╭─ SUPPLIED RECORDS
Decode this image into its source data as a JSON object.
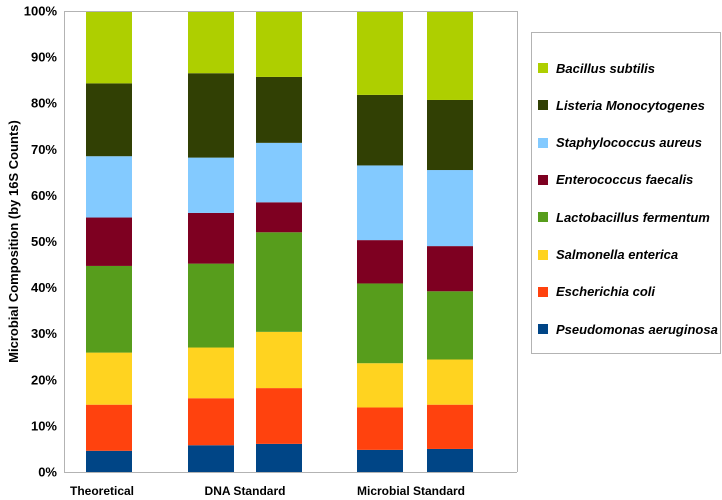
{
  "chart_data": {
    "type": "stacked-bar",
    "ylabel": "Microbial Composition (by 16S Counts)",
    "xlabel": "",
    "ylim": [
      0,
      100
    ],
    "y_ticks": [
      "0%",
      "10%",
      "20%",
      "30%",
      "40%",
      "50%",
      "60%",
      "70%",
      "80%",
      "90%",
      "100%"
    ],
    "grid": false,
    "legend_position": "right",
    "category_labels": [
      "Theoretical",
      "DNA Standard",
      "Microbial Standard"
    ],
    "bars": [
      "Theoretical",
      "DNA Standard 1",
      "DNA Standard 2",
      "Microbial Standard 1",
      "Microbial Standard 2"
    ],
    "series": [
      {
        "name": "Pseudomonas aeruginosa",
        "color": "#004586",
        "values": [
          4.6,
          5.8,
          6.1,
          4.8,
          5.0
        ]
      },
      {
        "name": "Escherichia coli",
        "color": "#ff420e",
        "values": [
          10.0,
          10.2,
          12.1,
          9.2,
          9.6
        ]
      },
      {
        "name": "Salmonella enterica",
        "color": "#ffd320",
        "values": [
          11.3,
          11.0,
          12.2,
          9.6,
          9.8
        ]
      },
      {
        "name": "Lactobacillus fermentum",
        "color": "#579d1c",
        "values": [
          18.8,
          18.2,
          21.6,
          17.3,
          14.8
        ]
      },
      {
        "name": "Enterococcus faecalis",
        "color": "#7e0021",
        "values": [
          10.5,
          11.0,
          6.5,
          9.4,
          9.8
        ]
      },
      {
        "name": "Staphylococcus aureus",
        "color": "#83caff",
        "values": [
          13.3,
          12.0,
          12.9,
          16.2,
          16.5
        ]
      },
      {
        "name": "Listeria Monocytogenes",
        "color": "#314004",
        "values": [
          15.8,
          18.3,
          14.3,
          15.3,
          15.2
        ]
      },
      {
        "name": "Bacillus subtilis",
        "color": "#aecf00",
        "values": [
          15.7,
          13.5,
          14.3,
          18.2,
          19.3
        ]
      }
    ]
  }
}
╰─
### EXERCISE DETAILS:
Determine how many lines in the data include "name", and let the answer be that number alone.

### WORKED SOLUTION:
8